# Start of Stored rows

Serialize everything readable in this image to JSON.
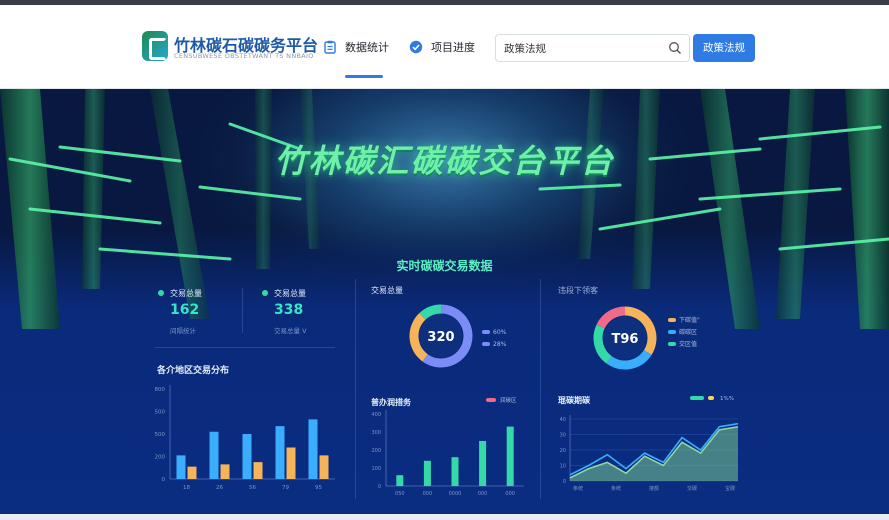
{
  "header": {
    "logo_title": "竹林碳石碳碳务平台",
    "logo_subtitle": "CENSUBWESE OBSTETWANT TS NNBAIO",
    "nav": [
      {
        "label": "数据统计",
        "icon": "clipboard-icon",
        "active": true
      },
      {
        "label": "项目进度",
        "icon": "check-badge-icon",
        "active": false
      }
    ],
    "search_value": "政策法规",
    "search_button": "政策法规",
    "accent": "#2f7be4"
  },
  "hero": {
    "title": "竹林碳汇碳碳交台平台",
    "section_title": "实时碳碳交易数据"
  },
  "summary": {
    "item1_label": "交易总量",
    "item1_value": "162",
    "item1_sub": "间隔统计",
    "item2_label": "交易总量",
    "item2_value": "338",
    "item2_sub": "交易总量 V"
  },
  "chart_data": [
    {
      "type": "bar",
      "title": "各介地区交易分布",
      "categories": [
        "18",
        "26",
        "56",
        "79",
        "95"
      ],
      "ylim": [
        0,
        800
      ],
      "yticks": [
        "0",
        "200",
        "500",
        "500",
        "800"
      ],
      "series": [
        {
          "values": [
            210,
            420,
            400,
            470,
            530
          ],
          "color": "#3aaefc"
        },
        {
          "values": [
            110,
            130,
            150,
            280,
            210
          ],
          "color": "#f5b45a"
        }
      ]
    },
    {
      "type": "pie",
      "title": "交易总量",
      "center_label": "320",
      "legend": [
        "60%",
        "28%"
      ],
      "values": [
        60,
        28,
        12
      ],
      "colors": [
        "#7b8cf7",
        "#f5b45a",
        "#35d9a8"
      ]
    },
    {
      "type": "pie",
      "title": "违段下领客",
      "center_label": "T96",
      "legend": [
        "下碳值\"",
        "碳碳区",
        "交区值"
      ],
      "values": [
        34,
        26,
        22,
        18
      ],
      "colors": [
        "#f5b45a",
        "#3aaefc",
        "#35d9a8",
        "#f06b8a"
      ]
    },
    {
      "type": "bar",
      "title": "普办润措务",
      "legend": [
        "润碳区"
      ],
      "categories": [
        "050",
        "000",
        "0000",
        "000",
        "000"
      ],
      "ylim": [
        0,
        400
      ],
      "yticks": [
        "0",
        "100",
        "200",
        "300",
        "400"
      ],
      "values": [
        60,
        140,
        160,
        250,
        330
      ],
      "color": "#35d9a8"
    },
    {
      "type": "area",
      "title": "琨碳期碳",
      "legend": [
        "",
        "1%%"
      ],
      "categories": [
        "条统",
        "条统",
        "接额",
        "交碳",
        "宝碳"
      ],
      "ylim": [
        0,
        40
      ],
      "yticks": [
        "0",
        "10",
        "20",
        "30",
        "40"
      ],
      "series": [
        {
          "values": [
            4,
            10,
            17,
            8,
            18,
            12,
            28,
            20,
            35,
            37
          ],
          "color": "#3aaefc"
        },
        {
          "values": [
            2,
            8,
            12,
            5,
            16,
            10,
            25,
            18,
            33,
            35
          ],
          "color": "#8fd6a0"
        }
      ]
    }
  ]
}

# End of Stored rows

Aim:
Every record must be copied exactly, with images dropped from the result.

Right answer:
Serialize everything readable in this image to JSON.
{
  "header": {
    "logo_title": "竹林碳石碳碳务平台",
    "logo_subtitle": "CENSUBWESE OBSTETWANT TS NNBAIO",
    "nav": [
      {
        "label": "数据统计",
        "icon": "clipboard-icon",
        "active": true
      },
      {
        "label": "项目进度",
        "icon": "check-badge-icon",
        "active": false
      }
    ],
    "search_value": "政策法规",
    "search_button": "政策法规",
    "accent": "#2f7be4"
  },
  "hero": {
    "title": "竹林碳汇碳碳交台平台",
    "section_title": "实时碳碳交易数据"
  },
  "summary": {
    "item1_label": "交易总量",
    "item1_value": "162",
    "item1_sub": "间隔统计",
    "item2_label": "交易总量",
    "item2_value": "338",
    "item2_sub": "交易总量 V"
  },
  "chart_data": [
    {
      "type": "bar",
      "title": "各介地区交易分布",
      "categories": [
        "18",
        "26",
        "56",
        "79",
        "95"
      ],
      "ylim": [
        0,
        800
      ],
      "yticks": [
        "0",
        "200",
        "500",
        "500",
        "800"
      ],
      "series": [
        {
          "values": [
            210,
            420,
            400,
            470,
            530
          ],
          "color": "#3aaefc"
        },
        {
          "values": [
            110,
            130,
            150,
            280,
            210
          ],
          "color": "#f5b45a"
        }
      ]
    },
    {
      "type": "pie",
      "title": "交易总量",
      "center_label": "320",
      "legend": [
        "60%",
        "28%"
      ],
      "values": [
        60,
        28,
        12
      ],
      "colors": [
        "#7b8cf7",
        "#f5b45a",
        "#35d9a8"
      ]
    },
    {
      "type": "pie",
      "title": "违段下领客",
      "center_label": "T96",
      "legend": [
        "下碳值\"",
        "碳碳区",
        "交区值"
      ],
      "values": [
        34,
        26,
        22,
        18
      ],
      "colors": [
        "#f5b45a",
        "#3aaefc",
        "#35d9a8",
        "#f06b8a"
      ]
    },
    {
      "type": "bar",
      "title": "普办润措务",
      "legend": [
        "润碳区"
      ],
      "categories": [
        "050",
        "000",
        "0000",
        "000",
        "000"
      ],
      "ylim": [
        0,
        400
      ],
      "yticks": [
        "0",
        "100",
        "200",
        "300",
        "400"
      ],
      "values": [
        60,
        140,
        160,
        250,
        330
      ],
      "color": "#35d9a8"
    },
    {
      "type": "area",
      "title": "琨碳期碳",
      "legend": [
        "",
        "1%%"
      ],
      "categories": [
        "条统",
        "条统",
        "接额",
        "交碳",
        "宝碳"
      ],
      "ylim": [
        0,
        40
      ],
      "yticks": [
        "0",
        "10",
        "20",
        "30",
        "40"
      ],
      "series": [
        {
          "values": [
            4,
            10,
            17,
            8,
            18,
            12,
            28,
            20,
            35,
            37
          ],
          "color": "#3aaefc"
        },
        {
          "values": [
            2,
            8,
            12,
            5,
            16,
            10,
            25,
            18,
            33,
            35
          ],
          "color": "#8fd6a0"
        }
      ]
    }
  ]
}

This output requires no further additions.